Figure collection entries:
● ● ● ● ●

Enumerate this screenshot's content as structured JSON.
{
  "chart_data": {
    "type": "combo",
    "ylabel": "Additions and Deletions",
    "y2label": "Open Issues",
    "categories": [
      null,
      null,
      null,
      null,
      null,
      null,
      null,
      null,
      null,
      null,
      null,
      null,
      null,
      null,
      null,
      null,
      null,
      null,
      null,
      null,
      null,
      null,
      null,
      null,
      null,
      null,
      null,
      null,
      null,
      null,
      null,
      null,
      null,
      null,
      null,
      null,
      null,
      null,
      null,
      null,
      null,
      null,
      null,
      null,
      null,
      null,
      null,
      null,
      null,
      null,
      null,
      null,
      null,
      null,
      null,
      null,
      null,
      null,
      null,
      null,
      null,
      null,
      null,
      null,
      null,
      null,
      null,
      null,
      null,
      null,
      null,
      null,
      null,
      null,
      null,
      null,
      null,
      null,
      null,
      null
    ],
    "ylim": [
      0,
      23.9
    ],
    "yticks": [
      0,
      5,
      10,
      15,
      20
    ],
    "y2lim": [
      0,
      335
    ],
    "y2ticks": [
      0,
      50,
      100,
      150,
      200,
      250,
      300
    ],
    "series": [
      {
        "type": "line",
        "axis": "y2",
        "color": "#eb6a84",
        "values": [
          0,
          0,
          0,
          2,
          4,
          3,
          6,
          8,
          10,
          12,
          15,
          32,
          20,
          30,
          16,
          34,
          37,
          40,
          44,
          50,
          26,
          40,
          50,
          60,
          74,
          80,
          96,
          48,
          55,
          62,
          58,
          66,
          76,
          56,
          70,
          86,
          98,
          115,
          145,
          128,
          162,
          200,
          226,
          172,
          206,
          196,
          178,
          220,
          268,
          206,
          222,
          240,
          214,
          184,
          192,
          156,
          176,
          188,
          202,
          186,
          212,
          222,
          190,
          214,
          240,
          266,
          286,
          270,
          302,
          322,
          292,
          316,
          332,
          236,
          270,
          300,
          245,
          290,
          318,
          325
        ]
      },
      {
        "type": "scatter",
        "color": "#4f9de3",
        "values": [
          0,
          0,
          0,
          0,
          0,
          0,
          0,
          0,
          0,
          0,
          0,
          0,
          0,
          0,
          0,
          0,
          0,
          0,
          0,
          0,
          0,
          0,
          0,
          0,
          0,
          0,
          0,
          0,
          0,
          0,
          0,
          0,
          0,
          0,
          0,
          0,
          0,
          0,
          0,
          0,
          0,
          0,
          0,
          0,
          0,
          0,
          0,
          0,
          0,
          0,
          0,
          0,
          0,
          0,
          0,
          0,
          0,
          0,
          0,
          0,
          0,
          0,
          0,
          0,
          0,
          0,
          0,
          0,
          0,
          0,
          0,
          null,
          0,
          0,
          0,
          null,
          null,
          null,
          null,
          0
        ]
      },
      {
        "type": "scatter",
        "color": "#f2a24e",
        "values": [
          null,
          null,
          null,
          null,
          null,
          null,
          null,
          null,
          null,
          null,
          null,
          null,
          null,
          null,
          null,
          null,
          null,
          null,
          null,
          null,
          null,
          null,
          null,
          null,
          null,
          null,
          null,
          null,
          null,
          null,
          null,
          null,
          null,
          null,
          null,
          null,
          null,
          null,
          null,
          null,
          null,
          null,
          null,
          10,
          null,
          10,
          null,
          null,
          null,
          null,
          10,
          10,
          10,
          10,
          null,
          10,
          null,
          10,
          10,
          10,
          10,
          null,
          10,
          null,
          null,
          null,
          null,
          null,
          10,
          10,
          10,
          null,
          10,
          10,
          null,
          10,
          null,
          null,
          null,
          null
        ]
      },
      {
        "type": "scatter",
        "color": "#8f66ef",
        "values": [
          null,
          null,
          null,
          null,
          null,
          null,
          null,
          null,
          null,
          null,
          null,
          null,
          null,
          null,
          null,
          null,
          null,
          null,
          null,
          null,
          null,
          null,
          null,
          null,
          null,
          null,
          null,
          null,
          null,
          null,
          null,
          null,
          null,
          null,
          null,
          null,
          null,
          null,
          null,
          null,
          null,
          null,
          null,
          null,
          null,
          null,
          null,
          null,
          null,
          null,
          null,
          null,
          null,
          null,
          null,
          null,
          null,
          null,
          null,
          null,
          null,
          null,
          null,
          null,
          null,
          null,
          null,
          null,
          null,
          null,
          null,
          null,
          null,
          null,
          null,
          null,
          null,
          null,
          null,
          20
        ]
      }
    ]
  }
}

● ● ● ● ●

== GIVEN REQUEST ==
Please repeat the listing exactly, with nothing left out.

== ANSWER FOR THIS EXERCISE ==
Enumerate this screenshot's content as structured JSON.
{
  "chart_data": {
    "type": "combo",
    "ylabel": "Additions and Deletions",
    "y2label": "Open Issues",
    "categories": [
      null,
      null,
      null,
      null,
      null,
      null,
      null,
      null,
      null,
      null,
      null,
      null,
      null,
      null,
      null,
      null,
      null,
      null,
      null,
      null,
      null,
      null,
      null,
      null,
      null,
      null,
      null,
      null,
      null,
      null,
      null,
      null,
      null,
      null,
      null,
      null,
      null,
      null,
      null,
      null,
      null,
      null,
      null,
      null,
      null,
      null,
      null,
      null,
      null,
      null,
      null,
      null,
      null,
      null,
      null,
      null,
      null,
      null,
      null,
      null,
      null,
      null,
      null,
      null,
      null,
      null,
      null,
      null,
      null,
      null,
      null,
      null,
      null,
      null,
      null,
      null,
      null,
      null,
      null,
      null
    ],
    "ylim": [
      0,
      23.9
    ],
    "yticks": [
      0,
      5,
      10,
      15,
      20
    ],
    "y2lim": [
      0,
      335
    ],
    "y2ticks": [
      0,
      50,
      100,
      150,
      200,
      250,
      300
    ],
    "series": [
      {
        "type": "line",
        "axis": "y2",
        "color": "#eb6a84",
        "values": [
          0,
          0,
          0,
          2,
          4,
          3,
          6,
          8,
          10,
          12,
          15,
          32,
          20,
          30,
          16,
          34,
          37,
          40,
          44,
          50,
          26,
          40,
          50,
          60,
          74,
          80,
          96,
          48,
          55,
          62,
          58,
          66,
          76,
          56,
          70,
          86,
          98,
          115,
          145,
          128,
          162,
          200,
          226,
          172,
          206,
          196,
          178,
          220,
          268,
          206,
          222,
          240,
          214,
          184,
          192,
          156,
          176,
          188,
          202,
          186,
          212,
          222,
          190,
          214,
          240,
          266,
          286,
          270,
          302,
          322,
          292,
          316,
          332,
          236,
          270,
          300,
          245,
          290,
          318,
          325
        ]
      },
      {
        "type": "scatter",
        "color": "#4f9de3",
        "values": [
          0,
          0,
          0,
          0,
          0,
          0,
          0,
          0,
          0,
          0,
          0,
          0,
          0,
          0,
          0,
          0,
          0,
          0,
          0,
          0,
          0,
          0,
          0,
          0,
          0,
          0,
          0,
          0,
          0,
          0,
          0,
          0,
          0,
          0,
          0,
          0,
          0,
          0,
          0,
          0,
          0,
          0,
          0,
          0,
          0,
          0,
          0,
          0,
          0,
          0,
          0,
          0,
          0,
          0,
          0,
          0,
          0,
          0,
          0,
          0,
          0,
          0,
          0,
          0,
          0,
          0,
          0,
          0,
          0,
          0,
          0,
          null,
          0,
          0,
          0,
          null,
          null,
          null,
          null,
          0
        ]
      },
      {
        "type": "scatter",
        "color": "#f2a24e",
        "values": [
          null,
          null,
          null,
          null,
          null,
          null,
          null,
          null,
          null,
          null,
          null,
          null,
          null,
          null,
          null,
          null,
          null,
          null,
          null,
          null,
          null,
          null,
          null,
          null,
          null,
          null,
          null,
          null,
          null,
          null,
          null,
          null,
          null,
          null,
          null,
          null,
          null,
          null,
          null,
          null,
          null,
          null,
          null,
          10,
          null,
          10,
          null,
          null,
          null,
          null,
          10,
          10,
          10,
          10,
          null,
          10,
          null,
          10,
          10,
          10,
          10,
          null,
          10,
          null,
          null,
          null,
          null,
          null,
          10,
          10,
          10,
          null,
          10,
          10,
          null,
          10,
          null,
          null,
          null,
          null
        ]
      },
      {
        "type": "scatter",
        "color": "#8f66ef",
        "values": [
          null,
          null,
          null,
          null,
          null,
          null,
          null,
          null,
          null,
          null,
          null,
          null,
          null,
          null,
          null,
          null,
          null,
          null,
          null,
          null,
          null,
          null,
          null,
          null,
          null,
          null,
          null,
          null,
          null,
          null,
          null,
          null,
          null,
          null,
          null,
          null,
          null,
          null,
          null,
          null,
          null,
          null,
          null,
          null,
          null,
          null,
          null,
          null,
          null,
          null,
          null,
          null,
          null,
          null,
          null,
          null,
          null,
          null,
          null,
          null,
          null,
          null,
          null,
          null,
          null,
          null,
          null,
          null,
          null,
          null,
          null,
          null,
          null,
          null,
          null,
          null,
          null,
          null,
          null,
          20
        ]
      }
    ]
  }
}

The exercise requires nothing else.